(Stored data)

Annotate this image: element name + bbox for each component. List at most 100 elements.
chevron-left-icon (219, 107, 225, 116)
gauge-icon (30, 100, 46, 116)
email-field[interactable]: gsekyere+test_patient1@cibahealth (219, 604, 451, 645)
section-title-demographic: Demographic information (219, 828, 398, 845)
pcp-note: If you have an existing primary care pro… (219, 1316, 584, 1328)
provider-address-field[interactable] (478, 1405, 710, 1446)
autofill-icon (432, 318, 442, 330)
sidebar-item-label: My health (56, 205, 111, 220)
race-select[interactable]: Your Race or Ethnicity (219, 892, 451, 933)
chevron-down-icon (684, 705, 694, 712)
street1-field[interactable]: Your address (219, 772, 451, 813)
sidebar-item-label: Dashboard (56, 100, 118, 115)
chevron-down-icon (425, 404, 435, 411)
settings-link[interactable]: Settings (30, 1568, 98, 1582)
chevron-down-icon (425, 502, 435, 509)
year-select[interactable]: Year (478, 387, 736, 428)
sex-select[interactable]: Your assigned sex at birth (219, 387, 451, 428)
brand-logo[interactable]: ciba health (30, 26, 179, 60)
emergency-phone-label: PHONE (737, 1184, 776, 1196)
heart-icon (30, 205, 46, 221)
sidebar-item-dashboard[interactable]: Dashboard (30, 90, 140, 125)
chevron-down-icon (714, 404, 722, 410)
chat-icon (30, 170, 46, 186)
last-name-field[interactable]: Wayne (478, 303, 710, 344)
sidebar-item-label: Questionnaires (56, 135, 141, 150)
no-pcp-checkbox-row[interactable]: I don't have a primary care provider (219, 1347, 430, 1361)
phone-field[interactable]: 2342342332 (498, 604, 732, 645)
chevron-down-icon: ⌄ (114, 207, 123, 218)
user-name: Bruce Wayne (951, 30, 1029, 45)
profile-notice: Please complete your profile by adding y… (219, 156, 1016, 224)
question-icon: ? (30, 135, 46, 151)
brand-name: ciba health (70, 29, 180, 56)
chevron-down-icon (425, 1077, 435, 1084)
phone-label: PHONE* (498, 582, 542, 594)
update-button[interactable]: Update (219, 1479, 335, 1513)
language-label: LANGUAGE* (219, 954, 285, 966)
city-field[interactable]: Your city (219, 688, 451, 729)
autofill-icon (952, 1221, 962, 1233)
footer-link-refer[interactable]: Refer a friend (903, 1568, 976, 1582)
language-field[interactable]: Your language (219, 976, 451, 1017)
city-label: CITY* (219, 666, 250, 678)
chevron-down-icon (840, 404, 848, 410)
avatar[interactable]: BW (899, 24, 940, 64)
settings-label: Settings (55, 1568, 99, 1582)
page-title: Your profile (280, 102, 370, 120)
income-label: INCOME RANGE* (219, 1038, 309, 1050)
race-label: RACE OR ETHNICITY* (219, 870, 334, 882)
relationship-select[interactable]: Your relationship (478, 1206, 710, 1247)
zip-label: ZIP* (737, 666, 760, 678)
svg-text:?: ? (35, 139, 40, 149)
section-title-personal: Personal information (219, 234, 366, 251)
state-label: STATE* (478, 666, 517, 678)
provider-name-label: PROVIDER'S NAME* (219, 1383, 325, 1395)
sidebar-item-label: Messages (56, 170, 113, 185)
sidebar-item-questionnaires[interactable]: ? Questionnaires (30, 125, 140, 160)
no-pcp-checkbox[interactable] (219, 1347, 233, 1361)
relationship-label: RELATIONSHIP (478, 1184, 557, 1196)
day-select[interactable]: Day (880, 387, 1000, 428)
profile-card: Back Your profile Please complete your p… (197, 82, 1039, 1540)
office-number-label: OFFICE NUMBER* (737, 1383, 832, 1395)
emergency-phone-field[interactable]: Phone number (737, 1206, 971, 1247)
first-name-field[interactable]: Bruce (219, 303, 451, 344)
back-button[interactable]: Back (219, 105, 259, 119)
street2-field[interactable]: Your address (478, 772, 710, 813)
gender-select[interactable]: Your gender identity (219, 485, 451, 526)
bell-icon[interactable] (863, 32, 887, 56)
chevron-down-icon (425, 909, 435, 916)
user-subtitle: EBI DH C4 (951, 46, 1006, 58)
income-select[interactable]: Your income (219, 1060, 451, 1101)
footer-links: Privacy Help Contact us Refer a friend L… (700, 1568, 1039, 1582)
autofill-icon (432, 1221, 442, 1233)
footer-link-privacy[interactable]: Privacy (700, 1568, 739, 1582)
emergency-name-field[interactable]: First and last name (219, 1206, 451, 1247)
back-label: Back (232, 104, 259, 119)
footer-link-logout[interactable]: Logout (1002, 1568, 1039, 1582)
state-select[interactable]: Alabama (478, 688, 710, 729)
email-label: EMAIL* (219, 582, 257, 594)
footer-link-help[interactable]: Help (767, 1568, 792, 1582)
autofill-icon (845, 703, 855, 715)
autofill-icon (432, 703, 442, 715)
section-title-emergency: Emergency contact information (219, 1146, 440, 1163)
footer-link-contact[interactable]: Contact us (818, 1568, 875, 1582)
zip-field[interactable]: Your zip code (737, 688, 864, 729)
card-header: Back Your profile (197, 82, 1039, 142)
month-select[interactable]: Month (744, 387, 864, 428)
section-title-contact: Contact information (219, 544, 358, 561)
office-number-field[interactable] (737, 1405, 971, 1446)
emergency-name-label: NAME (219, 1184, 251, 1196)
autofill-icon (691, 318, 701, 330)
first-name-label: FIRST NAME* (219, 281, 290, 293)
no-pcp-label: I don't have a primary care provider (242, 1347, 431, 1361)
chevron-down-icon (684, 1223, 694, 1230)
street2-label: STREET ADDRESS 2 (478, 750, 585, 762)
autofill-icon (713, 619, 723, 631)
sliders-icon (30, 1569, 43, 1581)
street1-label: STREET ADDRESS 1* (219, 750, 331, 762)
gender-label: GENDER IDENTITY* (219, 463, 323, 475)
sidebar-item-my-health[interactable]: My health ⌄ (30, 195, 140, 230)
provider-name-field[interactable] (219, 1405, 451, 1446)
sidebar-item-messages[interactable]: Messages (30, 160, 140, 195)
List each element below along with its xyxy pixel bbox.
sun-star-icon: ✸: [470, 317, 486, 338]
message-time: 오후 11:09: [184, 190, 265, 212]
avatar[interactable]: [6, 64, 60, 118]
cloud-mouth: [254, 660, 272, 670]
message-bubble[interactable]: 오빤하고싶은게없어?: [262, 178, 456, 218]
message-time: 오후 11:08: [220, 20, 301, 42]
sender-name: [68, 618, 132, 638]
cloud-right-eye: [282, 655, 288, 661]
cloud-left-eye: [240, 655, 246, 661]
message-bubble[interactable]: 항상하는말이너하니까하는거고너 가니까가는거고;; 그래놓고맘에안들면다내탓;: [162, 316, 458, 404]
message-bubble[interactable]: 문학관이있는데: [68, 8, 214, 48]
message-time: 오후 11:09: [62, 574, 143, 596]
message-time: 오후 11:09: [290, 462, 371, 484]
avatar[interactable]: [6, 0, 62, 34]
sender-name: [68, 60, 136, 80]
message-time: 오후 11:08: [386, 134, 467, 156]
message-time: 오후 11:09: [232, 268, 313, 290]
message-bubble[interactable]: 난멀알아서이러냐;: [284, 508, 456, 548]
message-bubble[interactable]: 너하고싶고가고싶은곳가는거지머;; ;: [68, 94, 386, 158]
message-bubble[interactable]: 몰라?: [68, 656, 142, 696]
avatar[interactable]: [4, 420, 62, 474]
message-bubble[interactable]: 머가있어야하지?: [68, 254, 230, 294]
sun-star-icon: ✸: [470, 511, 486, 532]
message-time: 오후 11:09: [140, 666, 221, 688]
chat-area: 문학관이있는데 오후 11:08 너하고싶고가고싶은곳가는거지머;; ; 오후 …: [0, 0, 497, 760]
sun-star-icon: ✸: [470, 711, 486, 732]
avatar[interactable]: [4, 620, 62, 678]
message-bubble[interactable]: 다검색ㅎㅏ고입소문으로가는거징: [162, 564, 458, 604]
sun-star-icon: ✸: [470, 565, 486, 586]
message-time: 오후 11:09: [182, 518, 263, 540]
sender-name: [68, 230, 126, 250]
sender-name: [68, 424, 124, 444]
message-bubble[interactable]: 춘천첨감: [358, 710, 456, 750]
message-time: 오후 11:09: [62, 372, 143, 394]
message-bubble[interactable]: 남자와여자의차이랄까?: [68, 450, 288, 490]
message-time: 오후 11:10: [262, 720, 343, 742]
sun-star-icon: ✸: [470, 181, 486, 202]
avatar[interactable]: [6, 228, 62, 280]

▶ What is expected:
Rename "Demographic information" to "Personal details" in the entries from the start through the line containing "sidebar-item-label: My health", both included. Keep everything else unchanged.

▶ Task response:
Annotate this image: element name + bbox for each component. List at most 100 elements.
chevron-left-icon (219, 107, 225, 116)
gauge-icon (30, 100, 46, 116)
email-field[interactable]: gsekyere+test_patient1@cibahealth (219, 604, 451, 645)
section-title-demographic: Personal details (219, 828, 398, 845)
pcp-note: If you have an existing primary care pro… (219, 1316, 584, 1328)
provider-address-field[interactable] (478, 1405, 710, 1446)
autofill-icon (432, 318, 442, 330)
sidebar-item-label: My health (56, 205, 111, 220)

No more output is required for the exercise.